Dataset items
|---|

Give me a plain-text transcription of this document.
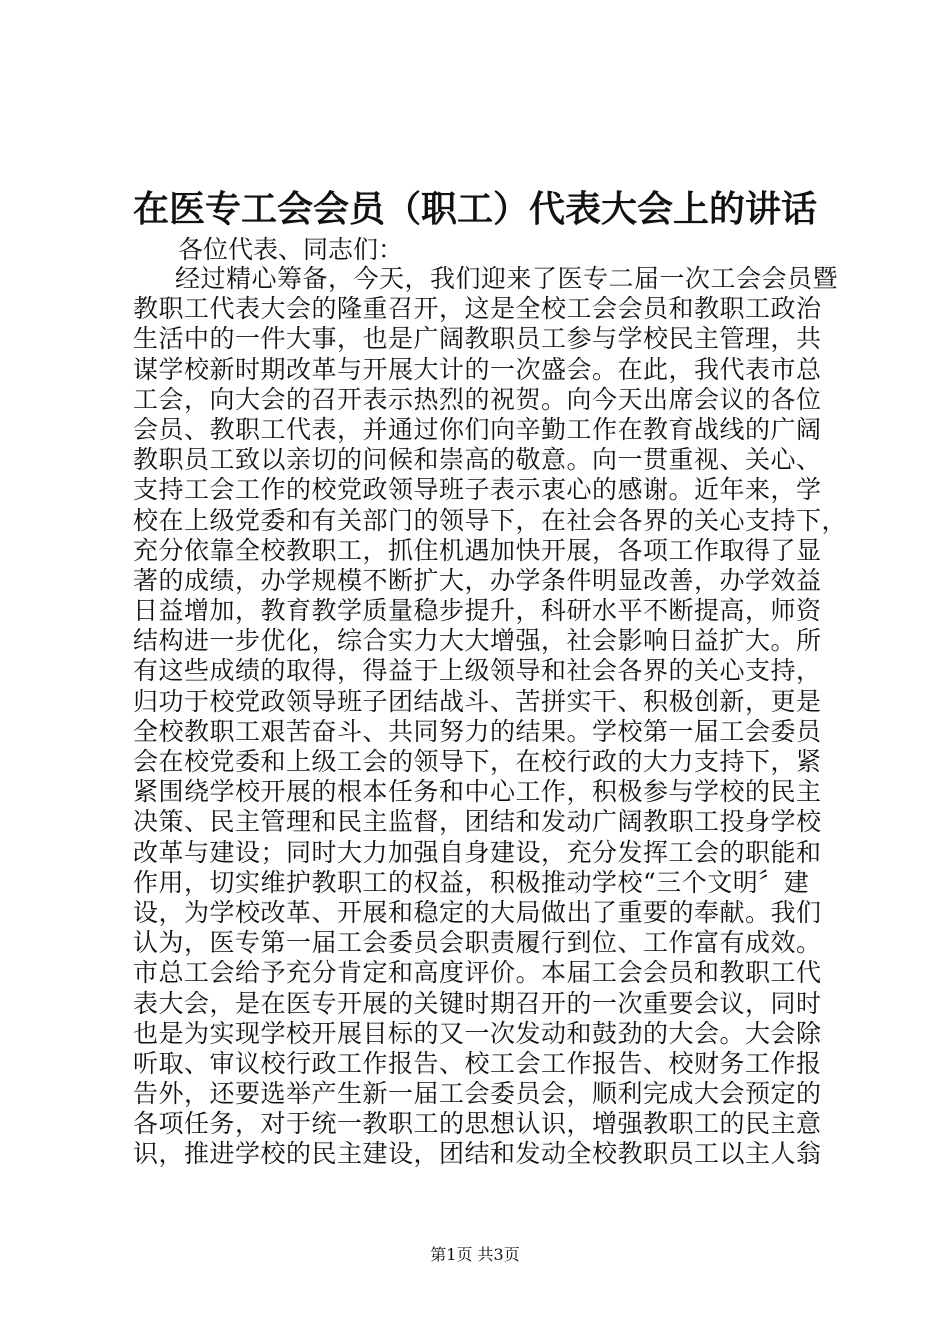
在医专工会会员（职工）代表大会上的讲话
各位代表、同志们：
经过精心筹备，今天，我们迎来了医专二届一次工会会员暨
教职工代表大会的隆重召开，这是全校工会会员和教职工政治
生活中的一件大事，也是广阔教职员工参与学校民主管理，共
谋学校新时期改革与开展大计的一次盛会。在此，我代表市总
工会，向大会的召开表示热烈的祝贺。向今天出席会议的各位
会员、教职工代表，并通过你们向辛勤工作在教育战线的广阔
教职员工致以亲切的问候和崇高的敬意。向一贯重视、关心、
支持工会工作的校党政领导班子表示衷心的感谢。近年来，学
校在上级党委和有关部门的领导下，在社会各界的关心支持下，
充分依靠全校教职工，抓住机遇加快开展，各项工作取得了显
著的成绩，办学规模不断扩大，办学条件明显改善，办学效益
日益增加，教育教学质量稳步提升，科研水平不断提高，师资
结构进一步优化，综合实力大大增强，社会影响日益扩大。所
有这些成绩的取得，得益于上级领导和社会各界的关心支持，
归功于校党政领导班子团结战斗、苦拼实干、积极创新，更是
全校教职工艰苦奋斗、共同努力的结果。学校第一届工会委员
会在校党委和上级工会的领导下，在校行政的大力支持下，紧
紧围绕学校开展的根本任务和中心工作，积极参与学校的民主
决策、民主管理和民主监督，团结和发动广阔教职工投身学校
改革与建设；同时大力加强自身建设，充分发挥工会的职能和
作用，切实维护教职工的权益，积极推动学校“三个文明〞建
设，为学校改革、开展和稳定的大局做出了重要的奉献。我们
认为，医专第一届工会委员会职责履行到位、工作富有成效。
市总工会给予充分肯定和高度评价。本届工会会员和教职工代
表大会，是在医专开展的关键时期召开的一次重要会议，同时
也是为实现学校开展目标的又一次发动和鼓劲的大会。大会除
听取、审议校行政工作报告、校工会工作报告、校财务工作报
告外，还要选举产生新一届工会委员会，顺利完成大会预定的
各项任务，对于统一教职工的思想认识，增强教职工的民主意
识，推进学校的民主建设，团结和发动全校教职员工以主人翁
第1页 共3页
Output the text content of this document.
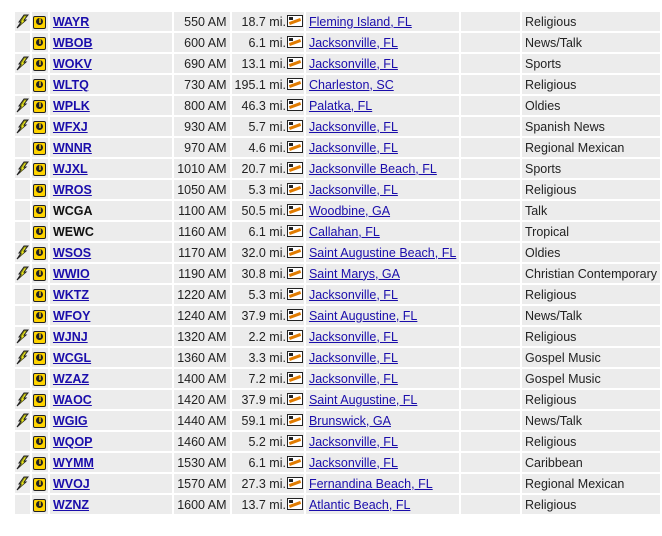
	i	WAYR	550 AM	18.7 mi.	Fleming Island, FL		Religious
	i	WBOB	600 AM	6.1 mi.	Jacksonville, FL		News/Talk
	i	WOKV	690 AM	13.1 mi.	Jacksonville, FL		Sports
	i	WLTQ	730 AM	195.1 mi.	Charleston, SC		Religious
	i	WPLK	800 AM	46.3 mi.	Palatka, FL		Oldies
	i	WFXJ	930 AM	5.7 mi.	Jacksonville, FL		Spanish News
	i	WNNR	970 AM	4.6 mi.	Jacksonville, FL		Regional Mexican
	i	WJXL	1010 AM	20.7 mi.	Jacksonville Beach, FL		Sports
	i	WROS	1050 AM	5.3 mi.	Jacksonville, FL		Religious
	i	WCGA	1100 AM	50.5 mi.	Woodbine, GA		Talk
	i	WEWC	1160 AM	6.1 mi.	Callahan, FL		Tropical
	i	WSOS	1170 AM	32.0 mi.	Saint Augustine Beach, FL		Oldies
	i	WWIO	1190 AM	30.8 mi.	Saint Marys, GA		Christian Contemporary
	i	WKTZ	1220 AM	5.3 mi.	Jacksonville, FL		Religious
	i	WFOY	1240 AM	37.9 mi.	Saint Augustine, FL		News/Talk
	i	WJNJ	1320 AM	2.2 mi.	Jacksonville, FL		Religious
	i	WCGL	1360 AM	3.3 mi.	Jacksonville, FL		Gospel Music
	i	WZAZ	1400 AM	7.2 mi.	Jacksonville, FL		Gospel Music
	i	WAOC	1420 AM	37.9 mi.	Saint Augustine, FL		Religious
	i	WGIG	1440 AM	59.1 mi.	Brunswick, GA		News/Talk
	i	WQOP	1460 AM	5.2 mi.	Jacksonville, FL		Religious
	i	WYMM	1530 AM	6.1 mi.	Jacksonville, FL		Caribbean
	i	WVOJ	1570 AM	27.3 mi.	Fernandina Beach, FL		Regional Mexican
	i	WZNZ	1600 AM	13.7 mi.	Atlantic Beach, FL		Religious
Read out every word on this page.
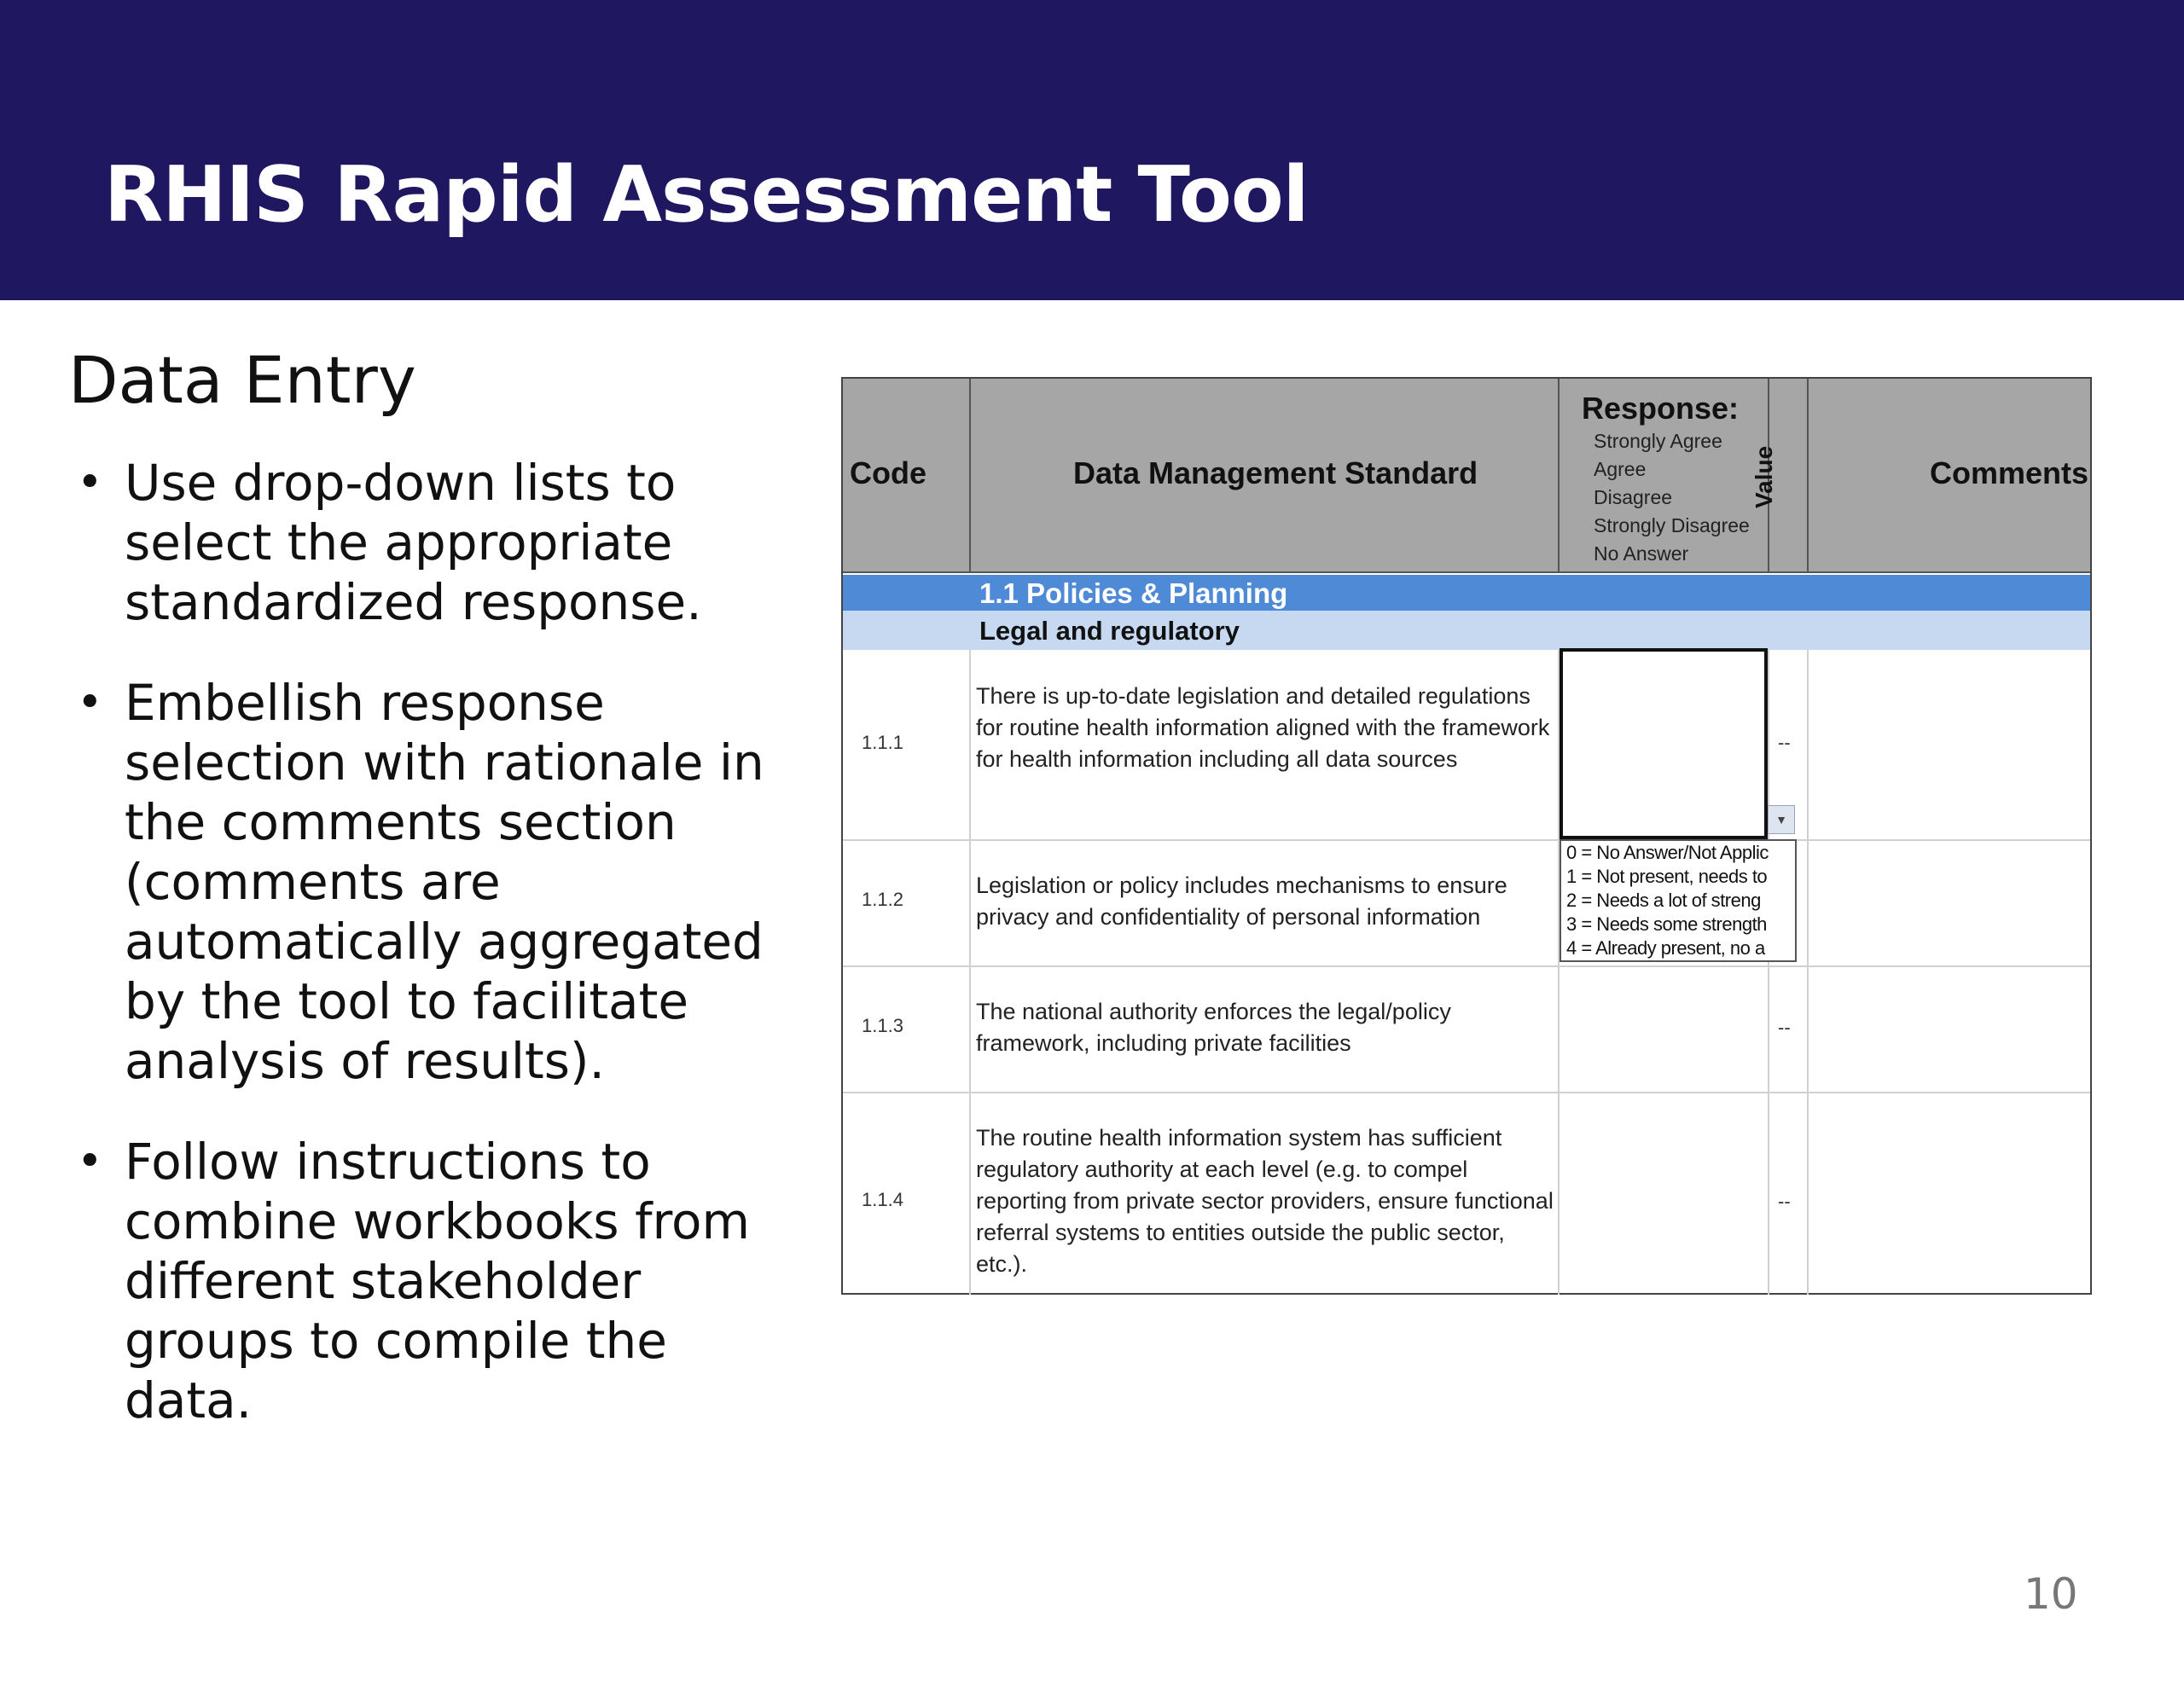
RHIS Rapid Assessment Tool
Data Entry
• Use drop-down lists to select the appropriate standardized response.
• Embellish response selection with rationale in the comments section (comments are automatically aggregated by the tool to facilitate analysis of results).
• Follow instructions to combine workbooks from different stakeholder groups to compile the data.
Code	Data Management Standard
Response:
Strongly Agree
Agree
Disagree
Strongly Disagree
No Answer
Value	Comments
1.1 Policies & Planning
Legal and regulatory
1.1.1
There is up-to-date legislation and detailed regulations for routine health information aligned with the framework for health information including all data sources
--
1.1.2
Legislation or policy includes mechanisms to ensure privacy and confidentiality of personal information
1.1.3
The national authority enforces the legal/policy framework, including private facilities
--
1.1.4
The routine health information system has sufficient regulatory authority at each level (e.g. to compel reporting from private sector providers, ensure functional referral systems to entities outside the public sector, etc.).
--
▼
0 = No Answer/Not Applic
1 = Not present, needs to
2 = Needs a lot of streng
3 = Needs some strength
4 = Already present, no a
10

|---|

Pictures don't belong in the copy. Transcribe every record exactly as it appears.

Give me a plain-text transcription of this document.
在医专工会会员（职工）代表大会上的讲话
各位代表、同志们：
经过精心筹备，今天，我们迎来了医专二届一次工会会员暨
教职工代表大会的隆重召开，这是全校工会会员和教职工政治
生活中的一件大事，也是广阔教职员工参与学校民主管理，共
谋学校新时期改革与开展大计的一次盛会。在此，我代表市总
工会，向大会的召开表示热烈的祝贺。向今天出席会议的各位
会员、教职工代表，并通过你们向辛勤工作在教育战线的广阔
教职员工致以亲切的问候和崇高的敬意。向一贯重视、关心、
支持工会工作的校党政领导班子表示衷心的感谢。近年来，学
校在上级党委和有关部门的领导下，在社会各界的关心支持下，
充分依靠全校教职工，抓住机遇加快开展，各项工作取得了显
著的成绩，办学规模不断扩大，办学条件明显改善，办学效益
日益增加，教育教学质量稳步提升，科研水平不断提高，师资
结构进一步优化，综合实力大大增强，社会影响日益扩大。所
有这些成绩的取得，得益于上级领导和社会各界的关心支持，
归功于校党政领导班子团结战斗、苦拼实干、积极创新，更是
全校教职工艰苦奋斗、共同努力的结果。学校第一届工会委员
会在校党委和上级工会的领导下，在校行政的大力支持下，紧
紧围绕学校开展的根本任务和中心工作，积极参与学校的民主
决策、民主管理和民主监督，团结和发动广阔教职工投身学校
改革与建设；同时大力加强自身建设，充分发挥工会的职能和
作用，切实维护教职工的权益，积极推动学校“三个文明〞建
设，为学校改革、开展和稳定的大局做出了重要的奉献。我们
认为，医专第一届工会委员会职责履行到位、工作富有成效。
市总工会给予充分肯定和高度评价。本届工会会员和教职工代
表大会，是在医专开展的关键时期召开的一次重要会议，同时
也是为实现学校开展目标的又一次发动和鼓劲的大会。大会除
听取、审议校行政工作报告、校工会工作报告、校财务工作报
告外，还要选举产生新一届工会委员会，顺利完成大会预定的
各项任务，对于统一教职工的思想认识，增强教职工的民主意
识，推进学校的民主建设，团结和发动全校教职员工以主人翁
第1页 共3页
Output the text content of this document.
	i	WAYR	550 AM	18.7 mi.	Fleming Island, FL		Religious
	i	WBOB	600 AM	6.1 mi.	Jacksonville, FL		News/Talk
	i	WOKV	690 AM	13.1 mi.	Jacksonville, FL		Sports
	i	WLTQ	730 AM	195.1 mi.	Charleston, SC		Religious
	i	WPLK	800 AM	46.3 mi.	Palatka, FL		Oldies
	i	WFXJ	930 AM	5.7 mi.	Jacksonville, FL		Spanish News
	i	WNNR	970 AM	4.6 mi.	Jacksonville, FL		Regional Mexican
	i	WJXL	1010 AM	20.7 mi.	Jacksonville Beach, FL		Sports
	i	WROS	1050 AM	5.3 mi.	Jacksonville, FL		Religious
	i	WCGA	1100 AM	50.5 mi.	Woodbine, GA		Talk
	i	WEWC	1160 AM	6.1 mi.	Callahan, FL		Tropical
	i	WSOS	1170 AM	32.0 mi.	Saint Augustine Beach, FL		Oldies
	i	WWIO	1190 AM	30.8 mi.	Saint Marys, GA		Christian Contemporary
	i	WKTZ	1220 AM	5.3 mi.	Jacksonville, FL		Religious
	i	WFOY	1240 AM	37.9 mi.	Saint Augustine, FL		News/Talk
	i	WJNJ	1320 AM	2.2 mi.	Jacksonville, FL		Religious
	i	WCGL	1360 AM	3.3 mi.	Jacksonville, FL		Gospel Music
	i	WZAZ	1400 AM	7.2 mi.	Jacksonville, FL		Gospel Music
	i	WAOC	1420 AM	37.9 mi.	Saint Augustine, FL		Religious
	i	WGIG	1440 AM	59.1 mi.	Brunswick, GA		News/Talk
	i	WQOP	1460 AM	5.2 mi.	Jacksonville, FL		Religious
	i	WYMM	1530 AM	6.1 mi.	Jacksonville, FL		Caribbean
	i	WVOJ	1570 AM	27.3 mi.	Fernandina Beach, FL		Regional Mexican
	i	WZNZ	1600 AM	13.7 mi.	Atlantic Beach, FL		Religious
Read out every word on this page.
RHIS Rapid Assessment Tool
Data Entry
• Use drop-down lists to select the appropriate standardized response.
• Embellish response selection with rationale in the comments section (comments are automatically aggregated by the tool to facilitate analysis of results).
• Follow instructions to combine workbooks from different stakeholder groups to compile the data.
Code	Data Management Standard
Response:
Strongly Agree
Agree
Disagree
Strongly Disagree
No Answer
Value	Comments
1.1 Policies & Planning
Legal and regulatory
1.1.1
There is up-to-date legislation and detailed regulations for routine health information aligned with the framework for health information including all data sources
--
1.1.2
Legislation or policy includes mechanisms to ensure privacy and confidentiality of personal information
1.1.3
The national authority enforces the legal/policy framework, including private facilities
--
1.1.4
The routine health information system has sufficient regulatory authority at each level (e.g. to compel reporting from private sector providers, ensure functional referral systems to entities outside the public sector, etc.).
--
▼
0 = No Answer/Not Applic
1 = Not present, needs to
2 = Needs a lot of streng
3 = Needs some strength
4 = Already present, no a
10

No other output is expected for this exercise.